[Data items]
------------
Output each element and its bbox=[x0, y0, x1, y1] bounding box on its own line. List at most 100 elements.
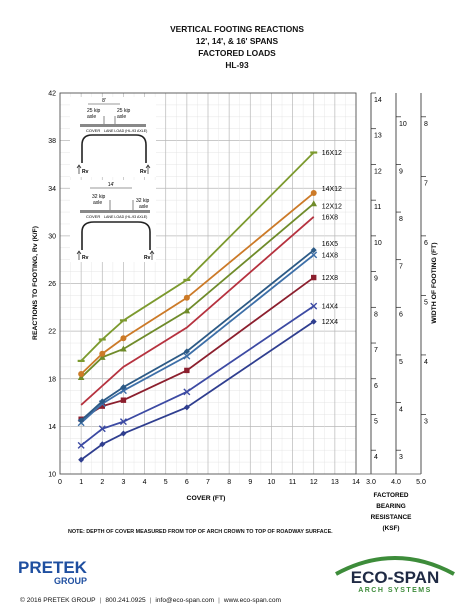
x-tick-label: 14 bbox=[352, 479, 360, 486]
x-tick-label: 1 bbox=[79, 479, 83, 486]
width-tick-label: 8 bbox=[374, 311, 378, 318]
width-tick-label: 4 bbox=[374, 454, 378, 461]
data-point-12X4 bbox=[99, 441, 106, 448]
width-tick-label: 9 bbox=[374, 276, 378, 283]
series-labels: 12X4 14X4 12X8 14X8 16X5 16X8 12X12 14X12 16X12 bbox=[322, 150, 342, 326]
y-axis-title: REACTIONS TO FOOTING, Rv (K/F) bbox=[32, 226, 39, 340]
width-tick-label: 4 bbox=[399, 407, 403, 414]
data-point-14X8 bbox=[183, 352, 191, 360]
inset-top-lane: LANE LOAD (HL-93 AXLE) bbox=[104, 129, 147, 133]
inset-bottom-load-right: 32 kip bbox=[136, 198, 150, 204]
footer-email[interactable]: info@eco-span.com bbox=[155, 597, 215, 604]
x-tick-label: 4 bbox=[143, 479, 147, 486]
x-tick-label: 12 bbox=[310, 479, 318, 486]
width-tick-label: 6 bbox=[374, 383, 378, 390]
width-tick-label: 5 bbox=[374, 418, 378, 425]
data-point-12X12 bbox=[183, 307, 191, 314]
inset-bottom-rv-left: Rv bbox=[82, 255, 89, 261]
y-tick-label: 30 bbox=[48, 233, 56, 240]
footnote: NOTE: DEPTH OF COVER MEASURED FROM TOP O… bbox=[68, 529, 333, 535]
width-tick-label: 13 bbox=[374, 133, 382, 140]
data-point-14X12 bbox=[78, 370, 85, 377]
width-tick-label: 5 bbox=[399, 359, 403, 366]
y-tick-label: 18 bbox=[48, 376, 56, 383]
inset-bottom-lane: LANE LOAD (HL-93 AXLE) bbox=[104, 215, 147, 219]
inset-bottom-cover: COVER bbox=[86, 214, 100, 219]
series-label-16X5: 16X5 bbox=[322, 241, 338, 248]
width-tick-label: 8 bbox=[424, 121, 428, 128]
inset-bottom-span: 14' bbox=[108, 182, 115, 188]
width-tick-label: 8 bbox=[399, 216, 403, 223]
data-point-12X12 bbox=[120, 345, 127, 352]
data-point-14X12 bbox=[183, 294, 190, 301]
data-point-12X12 bbox=[77, 374, 85, 381]
data-point-14X8 bbox=[310, 251, 318, 259]
data-point-12X4 bbox=[78, 456, 85, 463]
data-point-14X4 bbox=[77, 441, 85, 449]
data-point-14X4 bbox=[310, 302, 318, 310]
x-tick-label: 13 bbox=[331, 479, 339, 486]
series bbox=[77, 151, 318, 463]
x-tick-label: 11 bbox=[289, 479, 296, 486]
footer-phone: 800.241.0925 bbox=[105, 597, 146, 604]
right-axis-grid: 3.0 4 5 6 7 8 9 10 11 12 13 14 4.0 3 4 5 6 7 8 9 10 5.0 3 4 5 6 7 8 bbox=[356, 92, 428, 486]
footer-website[interactable]: www.eco-span.com bbox=[223, 597, 282, 604]
data-point-16X5 bbox=[183, 348, 190, 355]
data-point-12X8 bbox=[184, 367, 190, 374]
series-label-14X8: 14X8 bbox=[322, 252, 338, 259]
width-tick-label: 12 bbox=[374, 168, 382, 175]
width-tick-label: 10 bbox=[399, 121, 407, 128]
series-label-16X8: 16X8 bbox=[322, 214, 338, 221]
width-tick-label: 14 bbox=[374, 97, 382, 104]
footer: © 2016 PRETEK GROUP | 800.241.0925 | info@ec… bbox=[20, 597, 282, 604]
x-tick-label: 8 bbox=[227, 479, 231, 486]
width-tick-label: 7 bbox=[424, 180, 428, 187]
x-tick-label: 2 bbox=[100, 479, 104, 486]
x-tick-label: 9 bbox=[248, 479, 252, 486]
inset-bottom-axle-right: axle bbox=[139, 204, 148, 210]
x-tick-label: 3 bbox=[121, 479, 125, 486]
bearing-ksf-label: 5.0 bbox=[416, 479, 426, 486]
eco-span-logo-name: ECO-SPAN bbox=[351, 568, 439, 587]
inset-top-axle-right: axle bbox=[117, 114, 126, 120]
data-point-12X12 bbox=[310, 200, 318, 207]
chart-title-line-1: VERTICAL FOOTING REACTIONS bbox=[170, 24, 304, 34]
x-tick-label: 6 bbox=[185, 479, 189, 486]
data-point-12X8 bbox=[120, 397, 127, 403]
data-point-16X5 bbox=[120, 384, 127, 391]
inset-top-load-left: 25 kip bbox=[87, 108, 101, 114]
y-tick-label: 22 bbox=[48, 329, 56, 336]
series-label-12X4: 12X4 bbox=[322, 319, 338, 326]
width-tick-label: 4 bbox=[424, 359, 428, 366]
data-point-14X12 bbox=[120, 335, 127, 342]
x-tick-label: 5 bbox=[164, 479, 168, 486]
inset-top-rv-left: Rv bbox=[82, 169, 89, 175]
eco-span-logo: ECO-SPAN ARCH SYSTEMS bbox=[335, 556, 455, 594]
bearing-ksf-label: 3.0 bbox=[366, 479, 376, 486]
footer-copyright: © 2016 PRETEK GROUP bbox=[20, 597, 96, 604]
grid bbox=[59, 92, 357, 475]
width-tick-label: 6 bbox=[424, 240, 428, 247]
width-tick-label: 10 bbox=[374, 240, 382, 247]
width-tick-label: 7 bbox=[399, 264, 403, 271]
bearing-label-line-4: (KSF) bbox=[382, 525, 399, 532]
x-axis-title: COVER (FT) bbox=[187, 495, 226, 502]
y-tick-label: 10 bbox=[48, 472, 56, 479]
y-tick-label: 26 bbox=[48, 281, 56, 288]
inset-top-span: 8' bbox=[102, 98, 106, 104]
inset-bottom-load-left: 32 kip bbox=[92, 194, 106, 200]
width-tick-label: 3 bbox=[424, 418, 428, 425]
inset-top-load-right: 25 kip bbox=[117, 108, 131, 114]
width-tick-label: 9 bbox=[399, 168, 403, 175]
series-label-12X12: 12X12 bbox=[322, 204, 342, 211]
bearing-label-line-3: RESISTANCE bbox=[371, 514, 412, 521]
data-point-16X5 bbox=[310, 247, 317, 254]
data-point-14X4 bbox=[183, 388, 191, 396]
data-point-14X12 bbox=[310, 190, 317, 197]
x-tick-label: 10 bbox=[268, 479, 276, 486]
inset-top-axle-left: axle bbox=[87, 114, 96, 120]
data-point-14X12 bbox=[99, 350, 106, 357]
data-point-12X12 bbox=[98, 353, 106, 360]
------------
Retype every line of the listing above verbatim, leaving out the pictures.

* **Result of this exercise**:
Output each element and its bbox=[x0, y0, x1, y1] bounding box on its own line. List at most 100 elements.
x-tick-label: 14 bbox=[352, 479, 360, 486]
x-tick-label: 1 bbox=[79, 479, 83, 486]
width-tick-label: 8 bbox=[374, 311, 378, 318]
width-tick-label: 4 bbox=[374, 454, 378, 461]
data-point-12X4 bbox=[99, 441, 106, 448]
width-tick-label: 9 bbox=[374, 276, 378, 283]
series-labels: 12X4 14X4 12X8 14X8 16X5 16X8 12X12 14X12 16X12 bbox=[322, 150, 342, 326]
y-axis-title: REACTIONS TO FOOTING, Rv (K/F) bbox=[32, 226, 39, 340]
width-tick-label: 4 bbox=[399, 407, 403, 414]
data-point-14X8 bbox=[183, 352, 191, 360]
inset-top-lane: LANE LOAD (HL-93 AXLE) bbox=[104, 129, 147, 133]
inset-bottom-load-right: 32 kip bbox=[136, 198, 150, 204]
footer-email[interactable]: info@eco-span.com bbox=[155, 597, 215, 604]
x-tick-label: 4 bbox=[143, 479, 147, 486]
x-tick-label: 12 bbox=[310, 479, 318, 486]
width-tick-label: 6 bbox=[374, 383, 378, 390]
width-tick-label: 5 bbox=[374, 418, 378, 425]
data-point-12X12 bbox=[183, 307, 191, 314]
inset-bottom-rv-left: Rv bbox=[82, 255, 89, 261]
y-tick-label: 30 bbox=[48, 233, 56, 240]
footnote: NOTE: DEPTH OF COVER MEASURED FROM TOP O… bbox=[68, 529, 333, 535]
width-tick-label: 13 bbox=[374, 133, 382, 140]
data-point-14X12 bbox=[78, 370, 85, 377]
width-tick-label: 5 bbox=[399, 359, 403, 366]
y-tick-label: 18 bbox=[48, 376, 56, 383]
inset-bottom-lane: LANE LOAD (HL-93 AXLE) bbox=[104, 215, 147, 219]
inset-bottom-cover: COVER bbox=[86, 214, 100, 219]
series-label-16X5: 16X5 bbox=[322, 241, 338, 248]
width-tick-label: 8 bbox=[424, 121, 428, 128]
inset-bottom-span: 14' bbox=[108, 182, 115, 188]
width-tick-label: 8 bbox=[399, 216, 403, 223]
data-point-12X12 bbox=[120, 345, 127, 352]
data-point-14X12 bbox=[183, 294, 190, 301]
data-point-12X12 bbox=[77, 374, 85, 381]
data-point-14X8 bbox=[310, 251, 318, 259]
data-point-12X4 bbox=[78, 456, 85, 463]
data-point-14X4 bbox=[77, 441, 85, 449]
data-point-14X4 bbox=[310, 302, 318, 310]
x-tick-label: 13 bbox=[331, 479, 339, 486]
series bbox=[77, 151, 318, 463]
x-tick-label: 11 bbox=[289, 479, 296, 486]
footer-phone: 800.241.0925 bbox=[105, 597, 146, 604]
right-axis-grid: 3.0 4 5 6 7 8 9 10 11 12 13 14 4.0 3 4 5 6 7 8 9 10 5.0 3 4 5 6 7 8 bbox=[356, 92, 428, 486]
footer-website[interactable]: www.eco-span.com bbox=[223, 597, 282, 604]
data-point-16X5 bbox=[183, 348, 190, 355]
data-point-12X8 bbox=[184, 367, 190, 374]
series-label-14X8: 14X8 bbox=[322, 252, 338, 259]
width-tick-label: 12 bbox=[374, 168, 382, 175]
width-tick-label: 10 bbox=[399, 121, 407, 128]
series-label-16X8: 16X8 bbox=[322, 214, 338, 221]
width-tick-label: 14 bbox=[374, 97, 382, 104]
footer: © 2016 PRETEK GROUP | 800.241.0925 | info@ec… bbox=[20, 597, 282, 604]
x-tick-label: 8 bbox=[227, 479, 231, 486]
width-tick-label: 7 bbox=[424, 180, 428, 187]
x-tick-label: 2 bbox=[100, 479, 104, 486]
x-tick-label: 9 bbox=[248, 479, 252, 486]
inset-bottom-axle-right: axle bbox=[139, 204, 148, 210]
x-tick-label: 3 bbox=[121, 479, 125, 486]
bearing-ksf-label: 5.0 bbox=[416, 479, 426, 486]
eco-span-logo-name: ECO-SPAN bbox=[351, 568, 439, 587]
inset-top-axle-right: axle bbox=[117, 114, 126, 120]
data-point-12X12 bbox=[310, 200, 318, 207]
chart-title-line-1: VERTICAL FOOTING REACTIONS bbox=[170, 24, 304, 34]
x-tick-label: 6 bbox=[185, 479, 189, 486]
data-point-12X8 bbox=[120, 397, 127, 403]
data-point-16X5 bbox=[120, 384, 127, 391]
inset-top-load-left: 25 kip bbox=[87, 108, 101, 114]
y-tick-label: 22 bbox=[48, 329, 56, 336]
series-label-12X4: 12X4 bbox=[322, 319, 338, 326]
width-tick-label: 4 bbox=[424, 359, 428, 366]
data-point-14X12 bbox=[120, 335, 127, 342]
x-tick-label: 5 bbox=[164, 479, 168, 486]
inset-top-rv-left: Rv bbox=[82, 169, 89, 175]
eco-span-logo: ECO-SPAN ARCH SYSTEMS bbox=[335, 556, 455, 594]
bearing-ksf-label: 3.0 bbox=[366, 479, 376, 486]
footer-copyright: © 2016 PRETEK GROUP bbox=[20, 597, 96, 604]
grid bbox=[59, 92, 357, 475]
width-tick-label: 6 bbox=[424, 240, 428, 247]
width-tick-label: 10 bbox=[374, 240, 382, 247]
width-tick-label: 7 bbox=[399, 264, 403, 271]
bearing-label-line-4: (KSF) bbox=[382, 525, 399, 532]
x-axis-title: COVER (FT) bbox=[187, 495, 226, 502]
y-tick-label: 10 bbox=[48, 472, 56, 479]
y-tick-label: 26 bbox=[48, 281, 56, 288]
inset-top-span: 8' bbox=[102, 98, 106, 104]
inset-bottom-load-left: 32 kip bbox=[92, 194, 106, 200]
width-tick-label: 3 bbox=[424, 418, 428, 425]
inset-top-load-right: 25 kip bbox=[117, 108, 131, 114]
width-tick-label: 9 bbox=[399, 168, 403, 175]
series-label-12X12: 12X12 bbox=[322, 204, 342, 211]
bearing-label-line-3: RESISTANCE bbox=[371, 514, 412, 521]
data-point-16X5 bbox=[310, 247, 317, 254]
data-point-14X4 bbox=[183, 388, 191, 396]
data-point-14X12 bbox=[310, 190, 317, 197]
x-tick-label: 10 bbox=[268, 479, 276, 486]
inset-top-axle-left: axle bbox=[87, 114, 96, 120]
data-point-14X12 bbox=[99, 350, 106, 357]
data-point-12X12 bbox=[98, 353, 106, 360]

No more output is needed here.